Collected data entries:
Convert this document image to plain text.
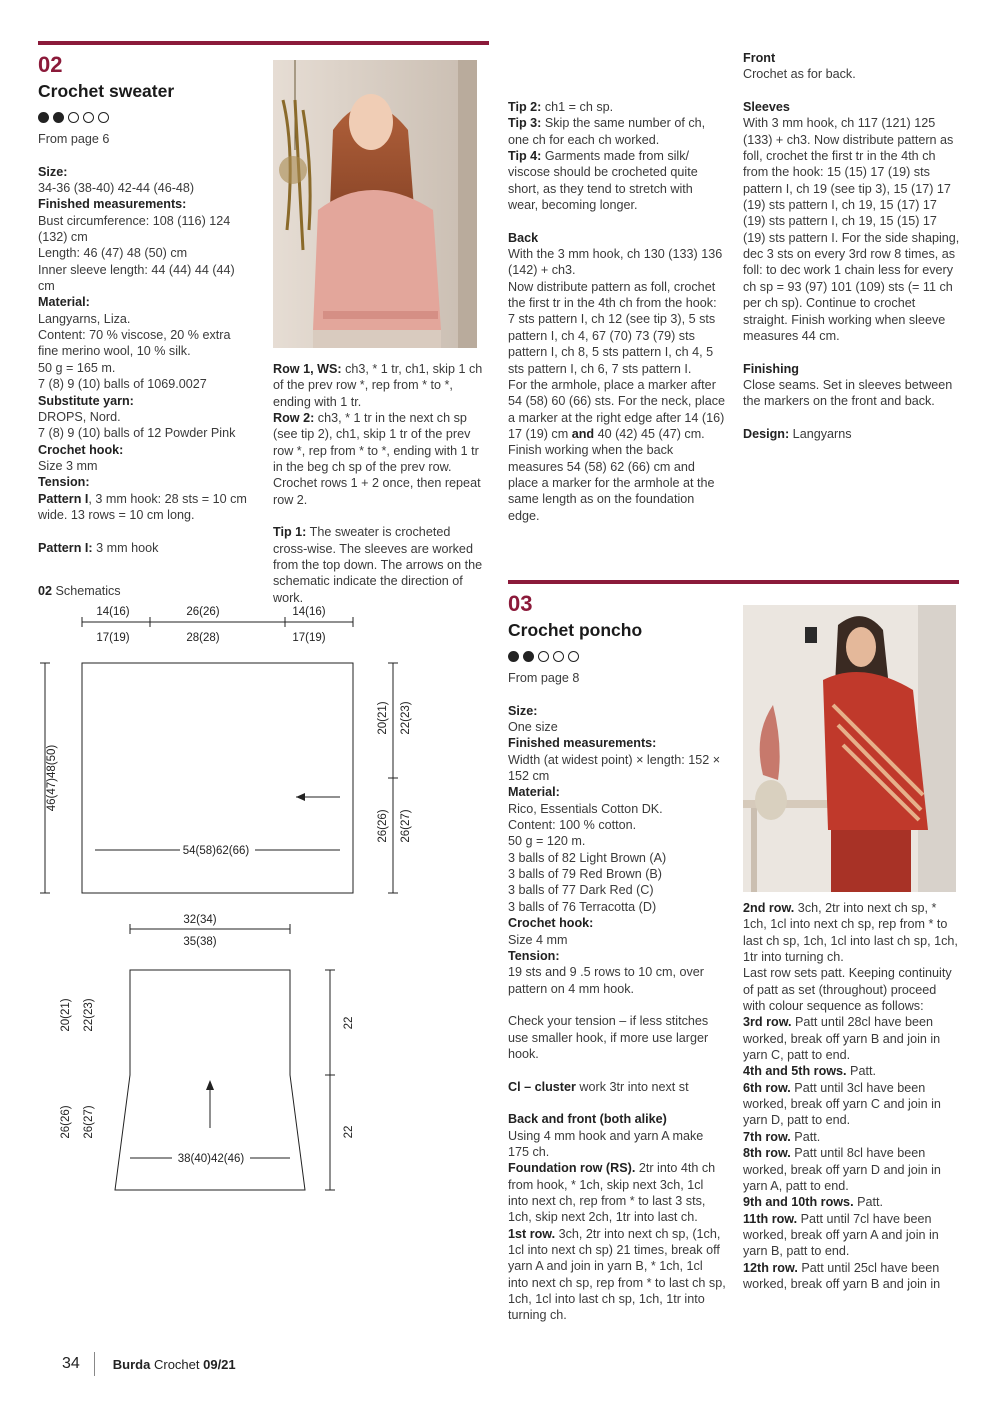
02
Crochet sweater

From page 6

Size:

34-36 (38-40) 42-44 (46-48)

Finished measurements:

Bust circumference: 108 (116) 124 (132) cm

Length: 46 (47) 48 (50) cm

Inner sleeve length: 44 (44) 44 (44) cm

Material:

Langyarns, Liza.

Content: 70 % viscose, 20 % extra fine merino wool, 10 % silk.

50 g = 165 m.

7 (8) 9 (10) balls of 1069.0027

Substitute yarn:

DROPS, Nord.

7 (8) 9 (10) balls of 12 Powder Pink

Crochet hook:

Size 3 mm

Tension:

Pattern I, 3 mm hook: 28 sts = 10 cm wide. 13 rows = 10 cm long.

Pattern I: 3 mm hook

Row 1, WS: ch3, * 1 tr, ch1, skip 1 ch of the prev row *, rep from * to *, ending with 1 tr.

Row 2: ch3, * 1 tr in the next ch sp (see tip 2), ch1, skip 1 tr of the prev row *, rep from * to *, ending with 1 tr in the beg ch sp of the prev row. Crochet rows 1 + 2 once, then repeat row 2.

Tip 1: The sweater is crocheted cross-wise. The sleeves are worked from the top down. The arrows on the schematic indicate the direction of work.

Tip 2: ch1 = ch sp.

Tip 3: Skip the same number of ch, one ch for each ch worked.

Tip 4: Garments made from silk/ viscose should be crocheted quite short, as they tend to stretch with wear, becoming longer.

Back

With the 3 mm hook, ch 130 (133) 136 (142) + ch3.

Now distribute pattern as foll, crochet the first tr in the 4th ch from the hook: 7 sts pattern I, ch 12 (see tip 3), 5 sts pattern I, ch 4, 67 (70) 73 (79) sts pattern I, ch 8, 5 sts pattern I, ch 4, 5 sts pattern I, ch 6, 7 sts pattern I.

For the armhole, place a marker after 54 (58) 60 (66) sts. For the neck, place a marker at the right edge after 14 (16) 17 (19) cm and 40 (42) 45 (47) cm. Finish working when the back measures 54 (58) 62 (66) cm and place a marker for the armhole at the same length as on the foundation edge.

Front

Crochet as for back.

Sleeves

With 3 mm hook, ch 117 (121) 125 (133) + ch3. Now distribute pattern as foll, crochet the first tr in the 4th ch from the hook: 15 (15) 17 (19) sts pattern I, ch 19 (see tip 3), 15 (17) 17 (19) sts pattern I, ch 19, 15 (17) 17 (19) sts pattern I, ch 19, 15 (15) 17 (19) sts pattern I. For the side shaping, dec 3 sts on every 3rd row 8 times, as foll: to dec work 1 chain less for every ch sp = 93 (97) 101 (109) sts (= 11 ch per ch sp). Continue to crochet straight. Finish working when sleeve measures 44 cm.

Finishing

Close seams. Set in sleeves between the markers on the front and back.

Design: Langyarns

02 Schematics
14(16)	26(26)	14(16)
17(19)	28(28)	17(19)
54(58)62(66)
46(47)48(50)
20(21) 22(23)
26(26) 26(27)
32(34)
35(38)
38(40)42(46)
20(21) 22(23)
26(26) 26(27)
22
22
03
Crochet poncho

From page 8

Size:

One size

Finished measurements:

Width (at widest point) × length: 152 × 152 cm

Material:

Rico, Essentials Cotton DK.

Content: 100 % cotton.

50 g = 120 m.

3 balls of 82 Light Brown (A)

3 balls of 79 Red Brown (B)

3 balls of 77 Dark Red (C)

3 balls of 76 Terracotta (D)

Crochet hook:

Size 4 mm

Tension:

19 sts and 9 .5 rows to 10 cm, over pattern on 4 mm hook.

Check your tension – if less stitches use smaller hook, if more use larger hook.

Cl – cluster work 3tr into next st

Back and front (both alike)

Using 4 mm hook and yarn A make 175 ch.

Foundation row (RS). 2tr into 4th ch from hook, * 1ch, skip next 3ch, 1cl into next ch, rep from * to last 3 sts, 1ch, skip next 2ch, 1tr into last ch.

1st row. 3ch, 2tr into next ch sp, (1ch, 1cl into next ch sp) 21 times, break off yarn A and join in yarn B, * 1ch, 1cl into next ch sp, rep from * to last ch sp, 1ch, 1cl into last ch sp, 1ch, 1tr into turning ch.

2nd row. 3ch, 2tr into next ch sp, * 1ch, 1cl into next ch sp, rep from * to last ch sp, 1ch, 1cl into last ch sp, 1ch, 1tr into turning ch.

Last row sets patt. Keeping continuity of patt as set (throughout) proceed with colour sequence as follows:

3rd row. Patt until 28cl have been worked, break off yarn B and join in yarn C, patt to end.

4th and 5th rows. Patt.

6th row. Patt until 3cl have been worked, break off yarn C and join in yarn D, patt to end.

7th row. Patt.

8th row. Patt until 8cl have been worked, break off yarn D and join in yarn A, patt to end.

9th and 10th rows. Patt.

11th row. Patt until 7cl have been worked, break off yarn A and join in yarn B, patt to end.

12th row. Patt until 25cl have been worked, break off yarn B and join in

34	Burda Crochet 09/21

● GIVEN TASK:
Look through the records and gather each line with the word "prev".

● RESULT BELOW:
Row 1, WS: ch3, * 1 tr, ch1, skip 1 ch of the prev row *, rep from * to *, ending with 1 tr.
Row 2: ch3, * 1 tr in the next ch sp (see tip 2), ch1, skip 1 tr of the prev row *, rep from * to *, ending with 1 tr in the beg ch sp of the prev row. Crochet rows 1 + 2 once, then repeat row 2.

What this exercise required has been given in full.